• **Provided passage**
######

How to plant, grow and store rhubarb, plus some fantastic rhubarb recipes.
 Growing and Using Rhubarb Rhubarb is a perennial vegetable that is used most often like a fruit as it is delicious in pies, tarts and sauces. Rhubarb grows well in most gardens - a half-dozen plants will yield enough rhubarb for four people.
Rhubarb Planting Guide
Rhubarb is usually propagated by dividing roots in early spring. Root stock is readily available in garden centers, but planting rhubarb from seed is not generally recommended.
The University of Illionois extension [1] offers these planting tips:
Plant the roots with the crown bud 2 inches below the surface of the soil. Space the roots 36 to 48 inches apart in rows 3 to 4 feet apart. Good garden drainage is essential in growing rhubarb. Planting on raised beds ensures against rotting of the crown. Working plenty of well-rotted manure or compost into the rhubarb bed before planting greatly increases production.
Old roots may be dug and divided to make new plantings. Cut the roots into four to eight pieces. Each piece must have at least one strong bud. To improve vigor and leaf size, many gardeners divide the old plants and establish a new planting after at least 5 years of full harvest. Plantings older than this tend to begin crowding themselves out. Dig the roots of the most vigorous, healthy plants to establish a new bed the spring before the old planting is to be discarded.

######

• **Actions to take**
1 - In the rhubarb growing guide, rewrite everything from "How to plant, grow" down to "not generally recommended.", changing "perennial vegetable" to "hardy perennial".
2 - Translate this sentence from the rhubarb growing guide into Spanish: "Good garden drainage is essential in growing rhubarb."
3 - Continue the rhubarb growing guide from its final sentence.

######

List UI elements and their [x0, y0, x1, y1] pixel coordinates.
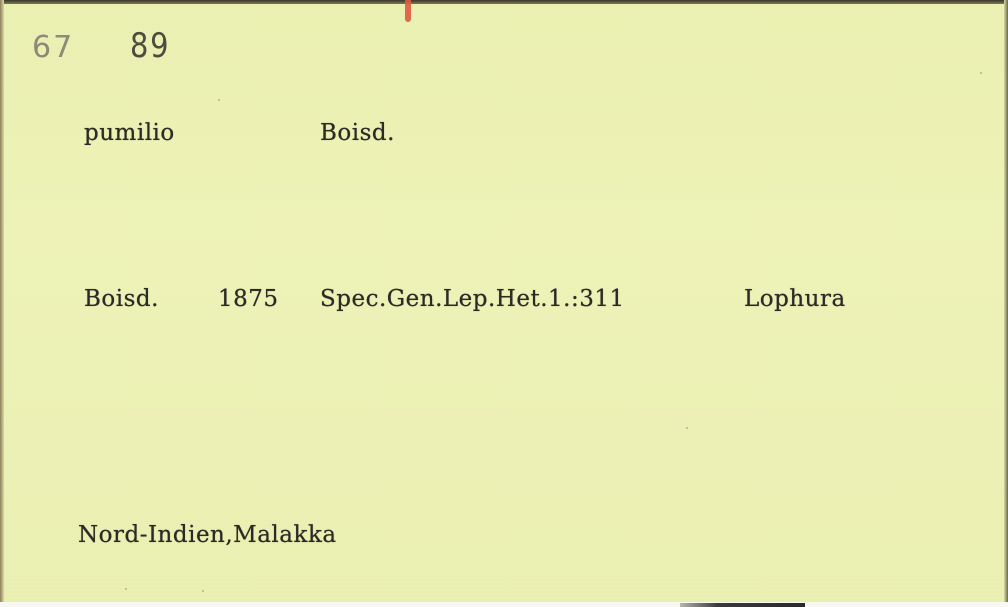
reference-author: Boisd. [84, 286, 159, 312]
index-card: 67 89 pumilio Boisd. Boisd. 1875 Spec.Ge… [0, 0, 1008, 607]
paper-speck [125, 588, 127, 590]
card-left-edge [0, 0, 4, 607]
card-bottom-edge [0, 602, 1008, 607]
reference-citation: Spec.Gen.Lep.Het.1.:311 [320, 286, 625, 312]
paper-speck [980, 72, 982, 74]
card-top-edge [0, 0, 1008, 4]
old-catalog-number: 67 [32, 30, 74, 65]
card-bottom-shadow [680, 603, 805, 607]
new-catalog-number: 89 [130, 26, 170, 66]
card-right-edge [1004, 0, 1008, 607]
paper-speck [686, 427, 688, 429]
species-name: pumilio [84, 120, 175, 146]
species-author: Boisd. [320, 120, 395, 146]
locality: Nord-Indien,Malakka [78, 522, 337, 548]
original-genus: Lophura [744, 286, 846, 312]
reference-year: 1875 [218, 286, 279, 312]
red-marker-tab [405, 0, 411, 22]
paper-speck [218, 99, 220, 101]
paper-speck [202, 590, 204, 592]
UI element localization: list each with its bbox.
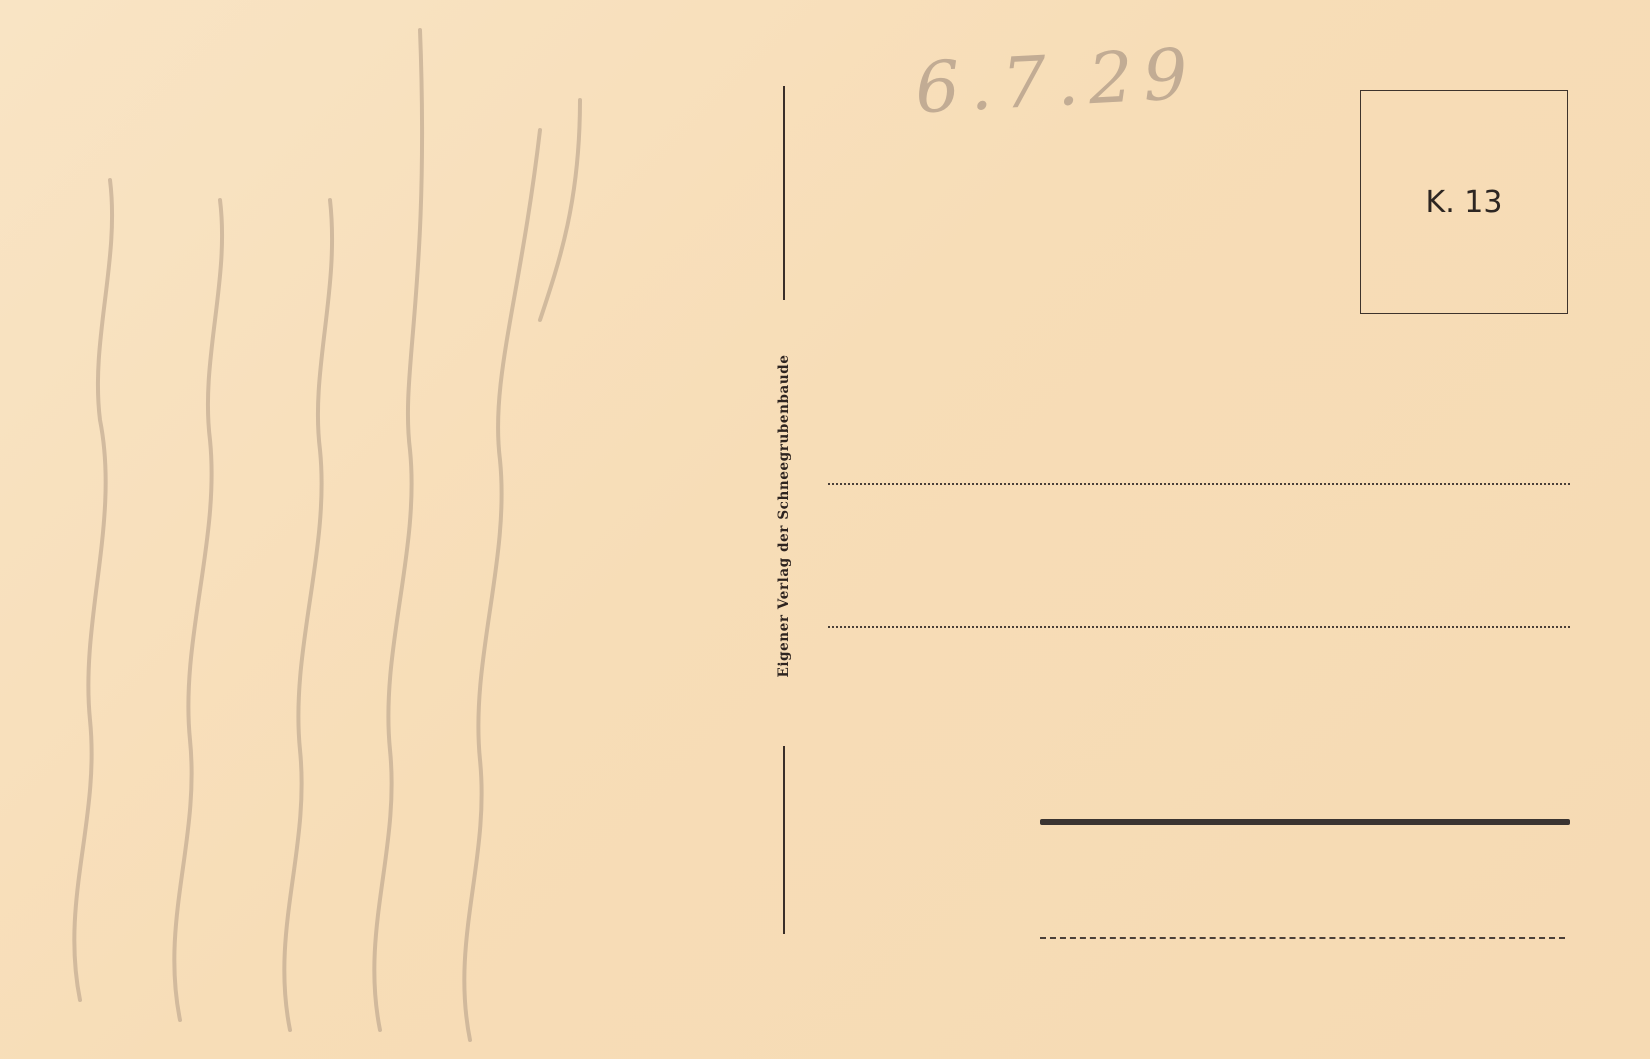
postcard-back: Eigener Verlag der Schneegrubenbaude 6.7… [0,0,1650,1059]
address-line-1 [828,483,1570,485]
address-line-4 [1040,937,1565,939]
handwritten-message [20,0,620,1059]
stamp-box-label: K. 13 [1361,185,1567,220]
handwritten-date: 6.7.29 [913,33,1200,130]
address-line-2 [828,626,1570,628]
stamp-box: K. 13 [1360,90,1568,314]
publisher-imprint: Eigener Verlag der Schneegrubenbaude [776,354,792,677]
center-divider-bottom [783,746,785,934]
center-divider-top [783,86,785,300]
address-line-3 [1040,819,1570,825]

######

• **Responses to the tasks**
1 -
How to plant, grow and store rhubarb, plus some fantastic rhubarb recipes.
 Growing and Using Rhubarb Rhubarb is a hardy perennial that is used most often like a fruit as it is delicious in pies, tarts and sauces. Rhubarb grows well in most gardens - a half-dozen plants will yield enough rhubarb for four people.
Rhubarb Planting Guide
Rhubarb is usually propagated by dividing roots in early spring. Root stock is readily available in garden centers, but planting rhubarb from seed is not generally recommended.

2 - Un buen drenaje del jardín es esencial para cultivar ruibarbo.

3 -
Rhubarb Varieties
Recommended rhubarb varieties include Canada Red, with long, thick, extra sweet stalks; Cherry Red, which is a rich red color inside and out; Crimson Red, with tall, plump petioles; MacDonald, known for its brilliant red color and tender skin; Valentine, a good flavored rhubarb, and Victoria, which is shaded with red.
Care and Cultivation of Rhubarb
Apply manure or compost in late fall or early winter, taking care not to cover the crowns.
In spring, before leaves emerge, apply a complete garden fertilizer followed by a side dressing of high-nitrogren fertilizer three months later.
Organic mulch is beneficial to help retain moisture. Water new plantings until established; older plants should only need watering during extended dry periods.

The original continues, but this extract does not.